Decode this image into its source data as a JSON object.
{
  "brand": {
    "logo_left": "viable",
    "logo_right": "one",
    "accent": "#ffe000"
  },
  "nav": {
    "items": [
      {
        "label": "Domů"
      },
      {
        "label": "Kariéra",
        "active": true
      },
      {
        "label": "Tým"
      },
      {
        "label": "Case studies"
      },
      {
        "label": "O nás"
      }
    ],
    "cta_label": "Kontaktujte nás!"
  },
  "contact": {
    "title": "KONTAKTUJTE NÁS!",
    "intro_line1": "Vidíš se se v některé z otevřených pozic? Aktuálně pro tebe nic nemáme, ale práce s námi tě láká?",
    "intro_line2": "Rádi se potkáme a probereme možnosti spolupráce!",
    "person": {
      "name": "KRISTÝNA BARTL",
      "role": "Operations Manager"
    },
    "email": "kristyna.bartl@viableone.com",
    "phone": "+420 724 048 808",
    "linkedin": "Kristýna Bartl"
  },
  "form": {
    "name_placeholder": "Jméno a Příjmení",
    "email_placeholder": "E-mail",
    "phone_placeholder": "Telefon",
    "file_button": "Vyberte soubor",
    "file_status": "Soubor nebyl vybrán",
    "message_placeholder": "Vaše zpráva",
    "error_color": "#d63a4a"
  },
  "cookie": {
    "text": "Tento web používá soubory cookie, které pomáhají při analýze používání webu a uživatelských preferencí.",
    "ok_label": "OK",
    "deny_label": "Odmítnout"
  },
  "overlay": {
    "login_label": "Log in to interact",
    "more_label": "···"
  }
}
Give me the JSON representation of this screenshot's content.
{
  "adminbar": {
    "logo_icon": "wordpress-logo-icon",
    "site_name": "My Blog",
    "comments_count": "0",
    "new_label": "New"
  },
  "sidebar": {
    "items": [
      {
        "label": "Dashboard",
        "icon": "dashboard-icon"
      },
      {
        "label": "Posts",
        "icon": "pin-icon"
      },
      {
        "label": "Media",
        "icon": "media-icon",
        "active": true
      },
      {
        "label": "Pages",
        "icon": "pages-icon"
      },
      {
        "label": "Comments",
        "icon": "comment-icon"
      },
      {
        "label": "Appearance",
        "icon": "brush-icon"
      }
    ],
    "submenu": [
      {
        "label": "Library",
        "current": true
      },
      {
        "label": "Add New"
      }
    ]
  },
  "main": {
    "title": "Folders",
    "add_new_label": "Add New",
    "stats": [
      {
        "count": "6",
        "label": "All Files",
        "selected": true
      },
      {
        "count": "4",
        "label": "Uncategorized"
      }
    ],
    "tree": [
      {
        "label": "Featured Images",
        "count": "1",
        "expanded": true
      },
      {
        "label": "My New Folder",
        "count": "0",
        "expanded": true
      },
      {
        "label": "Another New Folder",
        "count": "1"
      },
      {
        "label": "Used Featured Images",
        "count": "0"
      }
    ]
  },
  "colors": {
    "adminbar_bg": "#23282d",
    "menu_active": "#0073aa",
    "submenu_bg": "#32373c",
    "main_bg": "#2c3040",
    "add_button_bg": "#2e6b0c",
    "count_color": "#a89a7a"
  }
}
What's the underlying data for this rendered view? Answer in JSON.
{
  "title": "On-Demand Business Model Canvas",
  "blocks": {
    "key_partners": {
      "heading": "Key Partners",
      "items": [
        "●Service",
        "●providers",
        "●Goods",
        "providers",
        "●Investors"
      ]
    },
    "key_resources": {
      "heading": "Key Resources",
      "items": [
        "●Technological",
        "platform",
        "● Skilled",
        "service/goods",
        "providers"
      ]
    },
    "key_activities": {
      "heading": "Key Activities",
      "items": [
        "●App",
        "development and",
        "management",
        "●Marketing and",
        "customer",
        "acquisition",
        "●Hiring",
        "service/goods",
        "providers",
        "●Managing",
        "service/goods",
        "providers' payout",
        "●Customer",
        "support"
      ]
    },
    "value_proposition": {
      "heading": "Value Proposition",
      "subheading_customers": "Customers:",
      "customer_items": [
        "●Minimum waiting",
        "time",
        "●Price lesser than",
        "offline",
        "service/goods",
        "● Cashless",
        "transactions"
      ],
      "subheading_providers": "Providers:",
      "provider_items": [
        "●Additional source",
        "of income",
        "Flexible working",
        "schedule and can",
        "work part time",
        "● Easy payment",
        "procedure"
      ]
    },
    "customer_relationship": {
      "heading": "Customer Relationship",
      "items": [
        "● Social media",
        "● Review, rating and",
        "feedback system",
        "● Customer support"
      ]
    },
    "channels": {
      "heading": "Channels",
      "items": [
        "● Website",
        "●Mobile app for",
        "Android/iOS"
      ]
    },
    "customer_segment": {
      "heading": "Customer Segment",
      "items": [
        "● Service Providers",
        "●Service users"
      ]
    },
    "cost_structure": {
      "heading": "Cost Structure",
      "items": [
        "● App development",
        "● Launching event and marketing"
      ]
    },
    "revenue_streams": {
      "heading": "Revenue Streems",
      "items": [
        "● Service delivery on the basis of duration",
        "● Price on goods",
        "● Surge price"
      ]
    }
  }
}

Stated task
Print again each line of the listing above, exactly as it appears.

Solution for this exercise
Decode this image into its source data as a JSON object.
{
  "brand": {
    "logo_left": "viable",
    "logo_right": "one",
    "accent": "#ffe000"
  },
  "nav": {
    "items": [
      {
        "label": "Domů"
      },
      {
        "label": "Kariéra",
        "active": true
      },
      {
        "label": "Tým"
      },
      {
        "label": "Case studies"
      },
      {
        "label": "O nás"
      }
    ],
    "cta_label": "Kontaktujte nás!"
  },
  "contact": {
    "title": "KONTAKTUJTE NÁS!",
    "intro_line1": "Vidíš se se v některé z otevřených pozic? Aktuálně pro tebe nic nemáme, ale práce s námi tě láká?",
    "intro_line2": "Rádi se potkáme a probereme možnosti spolupráce!",
    "person": {
      "name": "KRISTÝNA BARTL",
      "role": "Operations Manager"
    },
    "email": "kristyna.bartl@viableone.com",
    "phone": "+420 724 048 808",
    "linkedin": "Kristýna Bartl"
  },
  "form": {
    "name_placeholder": "Jméno a Příjmení",
    "email_placeholder": "E-mail",
    "phone_placeholder": "Telefon",
    "file_button": "Vyberte soubor",
    "file_status": "Soubor nebyl vybrán",
    "message_placeholder": "Vaše zpráva",
    "error_color": "#d63a4a"
  },
  "cookie": {
    "text": "Tento web používá soubory cookie, které pomáhají při analýze používání webu a uživatelských preferencí.",
    "ok_label": "OK",
    "deny_label": "Odmítnout"
  },
  "overlay": {
    "login_label": "Log in to interact",
    "more_label": "···"
  }
}
Give me the JSON representation of this screenshot's content.
{
  "adminbar": {
    "logo_icon": "wordpress-logo-icon",
    "site_name": "My Blog",
    "comments_count": "0",
    "new_label": "New"
  },
  "sidebar": {
    "items": [
      {
        "label": "Dashboard",
        "icon": "dashboard-icon"
      },
      {
        "label": "Posts",
        "icon": "pin-icon"
      },
      {
        "label": "Media",
        "icon": "media-icon",
        "active": true
      },
      {
        "label": "Pages",
        "icon": "pages-icon"
      },
      {
        "label": "Comments",
        "icon": "comment-icon"
      },
      {
        "label": "Appearance",
        "icon": "brush-icon"
      }
    ],
    "submenu": [
      {
        "label": "Library",
        "current": true
      },
      {
        "label": "Add New"
      }
    ]
  },
  "main": {
    "title": "Folders",
    "add_new_label": "Add New",
    "stats": [
      {
        "count": "6",
        "label": "All Files",
        "selected": true
      },
      {
        "count": "4",
        "label": "Uncategorized"
      }
    ],
    "tree": [
      {
        "label": "Featured Images",
        "count": "1",
        "expanded": true
      },
      {
        "label": "My New Folder",
        "count": "0",
        "expanded": true
      },
      {
        "label": "Another New Folder",
        "count": "1"
      },
      {
        "label": "Used Featured Images",
        "count": "0"
      }
    ]
  },
  "colors": {
    "adminbar_bg": "#23282d",
    "menu_active": "#0073aa",
    "submenu_bg": "#32373c",
    "main_bg": "#2c3040",
    "add_button_bg": "#2e6b0c",
    "count_color": "#a89a7a"
  }
}
What's the underlying data for this rendered view? Answer in JSON.
{
  "title": "On-Demand Business Model Canvas",
  "blocks": {
    "key_partners": {
      "heading": "Key Partners",
      "items": [
        "●Service",
        "●providers",
        "●Goods",
        "providers",
        "●Investors"
      ]
    },
    "key_resources": {
      "heading": "Key Resources",
      "items": [
        "●Technological",
        "platform",
        "● Skilled",
        "service/goods",
        "providers"
      ]
    },
    "key_activities": {
      "heading": "Key Activities",
      "items": [
        "●App",
        "development and",
        "management",
        "●Marketing and",
        "customer",
        "acquisition",
        "●Hiring",
        "service/goods",
        "providers",
        "●Managing",
        "service/goods",
        "providers' payout",
        "●Customer",
        "support"
      ]
    },
    "value_proposition": {
      "heading": "Value Proposition",
      "subheading_customers": "Customers:",
      "customer_items": [
        "●Minimum waiting",
        "time",
        "●Price lesser than",
        "offline",
        "service/goods",
        "● Cashless",
        "transactions"
      ],
      "subheading_providers": "Providers:",
      "provider_items": [
        "●Additional source",
        "of income",
        "Flexible working",
        "schedule and can",
        "work part time",
        "● Easy payment",
        "procedure"
      ]
    },
    "customer_relationship": {
      "heading": "Customer Relationship",
      "items": [
        "● Social media",
        "● Review, rating and",
        "feedback system",
        "● Customer support"
      ]
    },
    "channels": {
      "heading": "Channels",
      "items": [
        "● Website",
        "●Mobile app for",
        "Android/iOS"
      ]
    },
    "customer_segment": {
      "heading": "Customer Segment",
      "items": [
        "● Service Providers",
        "●Service users"
      ]
    },
    "cost_structure": {
      "heading": "Cost Structure",
      "items": [
        "● App development",
        "● Launching event and marketing"
      ]
    },
    "revenue_streams": {
      "heading": "Revenue Streems",
      "items": [
        "● Service delivery on the basis of duration",
        "● Price on goods",
        "● Surge price"
      ]
    }
  }
}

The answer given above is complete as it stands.